>> start Input for this task

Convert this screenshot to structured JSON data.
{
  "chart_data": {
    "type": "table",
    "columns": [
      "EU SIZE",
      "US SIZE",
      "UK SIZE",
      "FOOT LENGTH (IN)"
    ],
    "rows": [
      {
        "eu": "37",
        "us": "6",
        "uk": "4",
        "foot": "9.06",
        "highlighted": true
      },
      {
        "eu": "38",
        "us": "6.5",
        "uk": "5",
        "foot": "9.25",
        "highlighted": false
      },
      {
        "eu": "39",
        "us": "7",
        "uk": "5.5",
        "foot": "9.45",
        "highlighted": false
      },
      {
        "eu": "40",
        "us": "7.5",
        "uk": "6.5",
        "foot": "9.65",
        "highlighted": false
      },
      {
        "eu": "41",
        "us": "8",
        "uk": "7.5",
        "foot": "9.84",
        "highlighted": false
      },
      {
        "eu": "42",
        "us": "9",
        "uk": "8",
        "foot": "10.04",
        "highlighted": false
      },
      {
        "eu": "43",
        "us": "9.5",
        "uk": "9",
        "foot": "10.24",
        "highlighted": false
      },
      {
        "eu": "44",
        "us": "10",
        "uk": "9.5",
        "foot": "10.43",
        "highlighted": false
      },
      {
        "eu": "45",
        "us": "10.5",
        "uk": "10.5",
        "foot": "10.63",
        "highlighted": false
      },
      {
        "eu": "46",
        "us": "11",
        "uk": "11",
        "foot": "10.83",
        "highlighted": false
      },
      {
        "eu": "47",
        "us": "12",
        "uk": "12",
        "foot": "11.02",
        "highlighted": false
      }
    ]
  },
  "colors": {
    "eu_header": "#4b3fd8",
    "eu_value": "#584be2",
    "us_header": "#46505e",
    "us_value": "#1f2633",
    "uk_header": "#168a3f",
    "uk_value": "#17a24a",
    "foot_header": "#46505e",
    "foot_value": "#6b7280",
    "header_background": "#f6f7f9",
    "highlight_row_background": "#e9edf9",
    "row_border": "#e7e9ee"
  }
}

>> end Input for this task

■ **Directive**
Return all of the data word for word.

■ **Response**
Convert this screenshot to structured JSON data.
{
  "chart_data": {
    "type": "table",
    "columns": [
      "EU SIZE",
      "US SIZE",
      "UK SIZE",
      "FOOT LENGTH (IN)"
    ],
    "rows": [
      {
        "eu": "37",
        "us": "6",
        "uk": "4",
        "foot": "9.06",
        "highlighted": true
      },
      {
        "eu": "38",
        "us": "6.5",
        "uk": "5",
        "foot": "9.25",
        "highlighted": false
      },
      {
        "eu": "39",
        "us": "7",
        "uk": "5.5",
        "foot": "9.45",
        "highlighted": false
      },
      {
        "eu": "40",
        "us": "7.5",
        "uk": "6.5",
        "foot": "9.65",
        "highlighted": false
      },
      {
        "eu": "41",
        "us": "8",
        "uk": "7.5",
        "foot": "9.84",
        "highlighted": false
      },
      {
        "eu": "42",
        "us": "9",
        "uk": "8",
        "foot": "10.04",
        "highlighted": false
      },
      {
        "eu": "43",
        "us": "9.5",
        "uk": "9",
        "foot": "10.24",
        "highlighted": false
      },
      {
        "eu": "44",
        "us": "10",
        "uk": "9.5",
        "foot": "10.43",
        "highlighted": false
      },
      {
        "eu": "45",
        "us": "10.5",
        "uk": "10.5",
        "foot": "10.63",
        "highlighted": false
      },
      {
        "eu": "46",
        "us": "11",
        "uk": "11",
        "foot": "10.83",
        "highlighted": false
      },
      {
        "eu": "47",
        "us": "12",
        "uk": "12",
        "foot": "11.02",
        "highlighted": false
      }
    ]
  },
  "colors": {
    "eu_header": "#4b3fd8",
    "eu_value": "#584be2",
    "us_header": "#46505e",
    "us_value": "#1f2633",
    "uk_header": "#168a3f",
    "uk_value": "#17a24a",
    "foot_header": "#46505e",
    "foot_value": "#6b7280",
    "header_background": "#f6f7f9",
    "highlight_row_background": "#e9edf9",
    "row_border": "#e7e9ee"
  }
}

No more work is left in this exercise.